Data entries

++++++++++

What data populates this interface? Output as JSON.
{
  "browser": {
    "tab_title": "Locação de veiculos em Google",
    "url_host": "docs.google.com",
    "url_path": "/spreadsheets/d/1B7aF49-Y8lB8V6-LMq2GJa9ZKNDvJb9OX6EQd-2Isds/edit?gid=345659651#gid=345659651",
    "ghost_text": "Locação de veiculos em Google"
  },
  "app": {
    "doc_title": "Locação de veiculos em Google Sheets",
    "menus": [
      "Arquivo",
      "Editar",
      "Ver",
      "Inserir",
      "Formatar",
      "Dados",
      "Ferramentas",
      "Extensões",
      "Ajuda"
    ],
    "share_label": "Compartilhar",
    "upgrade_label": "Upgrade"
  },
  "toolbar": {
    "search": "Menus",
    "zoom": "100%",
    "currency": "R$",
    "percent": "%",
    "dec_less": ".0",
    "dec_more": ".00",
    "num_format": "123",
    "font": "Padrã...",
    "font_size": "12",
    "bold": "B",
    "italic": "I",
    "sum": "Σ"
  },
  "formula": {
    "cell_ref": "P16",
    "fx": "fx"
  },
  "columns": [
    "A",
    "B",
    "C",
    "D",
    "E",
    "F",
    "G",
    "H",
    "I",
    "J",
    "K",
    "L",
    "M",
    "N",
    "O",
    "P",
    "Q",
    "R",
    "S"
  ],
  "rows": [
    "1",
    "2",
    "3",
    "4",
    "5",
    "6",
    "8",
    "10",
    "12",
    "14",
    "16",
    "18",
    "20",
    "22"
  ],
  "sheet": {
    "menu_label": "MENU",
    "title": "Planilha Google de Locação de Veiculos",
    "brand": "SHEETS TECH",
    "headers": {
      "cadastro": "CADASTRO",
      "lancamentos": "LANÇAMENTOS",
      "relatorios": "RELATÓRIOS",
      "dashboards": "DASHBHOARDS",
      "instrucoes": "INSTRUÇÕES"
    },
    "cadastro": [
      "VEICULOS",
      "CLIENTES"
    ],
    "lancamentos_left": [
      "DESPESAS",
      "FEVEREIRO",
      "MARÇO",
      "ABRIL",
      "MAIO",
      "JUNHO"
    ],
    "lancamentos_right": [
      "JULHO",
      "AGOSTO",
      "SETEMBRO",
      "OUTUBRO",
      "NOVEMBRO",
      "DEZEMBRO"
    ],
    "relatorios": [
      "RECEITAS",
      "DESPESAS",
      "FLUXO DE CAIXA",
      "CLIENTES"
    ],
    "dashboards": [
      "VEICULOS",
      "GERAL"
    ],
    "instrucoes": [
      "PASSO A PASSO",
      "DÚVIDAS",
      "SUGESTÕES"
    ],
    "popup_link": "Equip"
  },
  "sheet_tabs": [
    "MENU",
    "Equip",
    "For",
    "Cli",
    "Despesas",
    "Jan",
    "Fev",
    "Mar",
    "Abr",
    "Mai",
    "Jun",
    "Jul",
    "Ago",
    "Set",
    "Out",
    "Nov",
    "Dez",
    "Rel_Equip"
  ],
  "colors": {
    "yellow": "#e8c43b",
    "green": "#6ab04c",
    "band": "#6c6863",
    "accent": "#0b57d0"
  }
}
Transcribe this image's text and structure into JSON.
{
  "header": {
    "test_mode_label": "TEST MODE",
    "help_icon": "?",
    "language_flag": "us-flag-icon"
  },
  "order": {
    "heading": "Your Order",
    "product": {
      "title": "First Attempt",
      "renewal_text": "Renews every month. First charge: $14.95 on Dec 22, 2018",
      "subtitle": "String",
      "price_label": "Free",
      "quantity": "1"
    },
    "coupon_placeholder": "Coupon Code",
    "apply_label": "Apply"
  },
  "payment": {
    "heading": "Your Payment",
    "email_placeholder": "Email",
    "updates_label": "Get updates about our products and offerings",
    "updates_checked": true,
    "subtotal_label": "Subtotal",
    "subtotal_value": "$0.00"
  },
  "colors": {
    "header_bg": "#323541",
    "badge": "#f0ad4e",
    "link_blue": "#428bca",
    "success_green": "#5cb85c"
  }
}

++++++++++

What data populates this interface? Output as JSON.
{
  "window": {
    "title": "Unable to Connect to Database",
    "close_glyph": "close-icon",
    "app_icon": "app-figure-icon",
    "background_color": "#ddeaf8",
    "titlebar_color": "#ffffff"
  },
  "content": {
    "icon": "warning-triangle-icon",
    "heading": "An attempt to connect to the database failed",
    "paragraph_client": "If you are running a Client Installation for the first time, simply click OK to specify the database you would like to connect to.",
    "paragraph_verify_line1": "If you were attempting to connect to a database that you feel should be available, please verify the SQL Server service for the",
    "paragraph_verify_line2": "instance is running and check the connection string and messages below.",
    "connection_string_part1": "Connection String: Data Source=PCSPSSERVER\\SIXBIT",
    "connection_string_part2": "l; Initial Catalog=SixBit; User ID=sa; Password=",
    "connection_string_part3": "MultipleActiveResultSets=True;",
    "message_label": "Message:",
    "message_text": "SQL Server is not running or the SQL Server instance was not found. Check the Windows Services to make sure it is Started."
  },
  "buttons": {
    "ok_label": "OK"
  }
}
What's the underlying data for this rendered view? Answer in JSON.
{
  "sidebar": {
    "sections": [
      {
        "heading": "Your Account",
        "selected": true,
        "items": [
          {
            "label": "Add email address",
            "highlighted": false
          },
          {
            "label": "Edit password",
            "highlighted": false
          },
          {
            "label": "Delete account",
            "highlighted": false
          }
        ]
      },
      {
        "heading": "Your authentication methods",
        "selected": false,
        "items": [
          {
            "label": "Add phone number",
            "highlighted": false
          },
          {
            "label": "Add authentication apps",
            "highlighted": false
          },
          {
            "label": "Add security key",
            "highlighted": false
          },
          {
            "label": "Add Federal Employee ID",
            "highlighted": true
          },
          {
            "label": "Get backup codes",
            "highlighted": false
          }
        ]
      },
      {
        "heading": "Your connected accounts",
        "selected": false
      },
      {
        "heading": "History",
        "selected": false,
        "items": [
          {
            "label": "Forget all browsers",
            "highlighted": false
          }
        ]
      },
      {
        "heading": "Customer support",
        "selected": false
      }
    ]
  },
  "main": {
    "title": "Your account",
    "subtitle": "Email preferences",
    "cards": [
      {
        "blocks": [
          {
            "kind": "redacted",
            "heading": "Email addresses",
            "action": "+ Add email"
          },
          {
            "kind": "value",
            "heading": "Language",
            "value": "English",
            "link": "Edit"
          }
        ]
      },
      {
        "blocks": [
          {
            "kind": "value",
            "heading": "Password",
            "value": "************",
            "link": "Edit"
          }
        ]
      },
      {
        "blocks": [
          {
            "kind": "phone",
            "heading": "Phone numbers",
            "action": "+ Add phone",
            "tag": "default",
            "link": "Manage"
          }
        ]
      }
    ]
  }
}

++++++++++

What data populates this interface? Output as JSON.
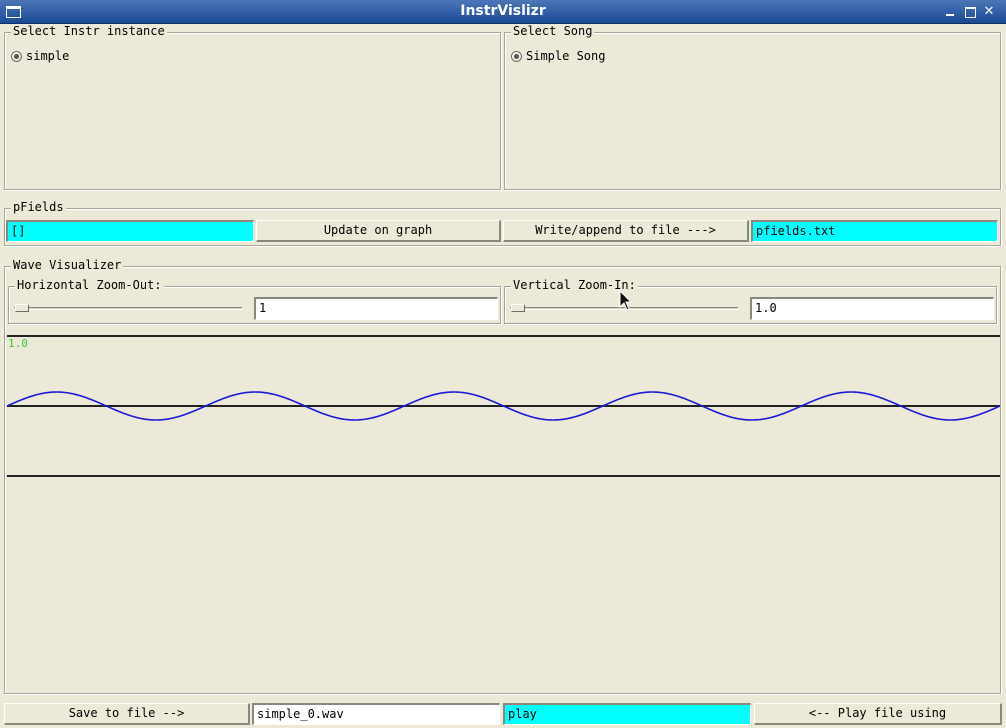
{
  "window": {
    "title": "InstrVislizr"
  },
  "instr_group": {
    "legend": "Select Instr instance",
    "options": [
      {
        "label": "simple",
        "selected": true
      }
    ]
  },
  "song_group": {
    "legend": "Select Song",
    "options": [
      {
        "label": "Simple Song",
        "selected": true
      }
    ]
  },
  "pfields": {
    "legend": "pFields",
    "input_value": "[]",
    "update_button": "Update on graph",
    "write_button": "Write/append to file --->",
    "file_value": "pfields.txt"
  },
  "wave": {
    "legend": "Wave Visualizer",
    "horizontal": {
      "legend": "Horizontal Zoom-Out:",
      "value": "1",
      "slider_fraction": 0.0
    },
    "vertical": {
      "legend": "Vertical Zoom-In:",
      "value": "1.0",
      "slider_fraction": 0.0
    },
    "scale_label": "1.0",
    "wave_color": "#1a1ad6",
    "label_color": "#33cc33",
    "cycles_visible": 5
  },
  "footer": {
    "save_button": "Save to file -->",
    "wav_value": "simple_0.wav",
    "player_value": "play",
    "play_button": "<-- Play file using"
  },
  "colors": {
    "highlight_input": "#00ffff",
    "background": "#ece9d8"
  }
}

++++++++++

**Written problem**
Return every line holding the word "relatorios" from the records.

**Answer for this exercise**
      "relatorios": "RELATÓRIOS",
    "relatorios": [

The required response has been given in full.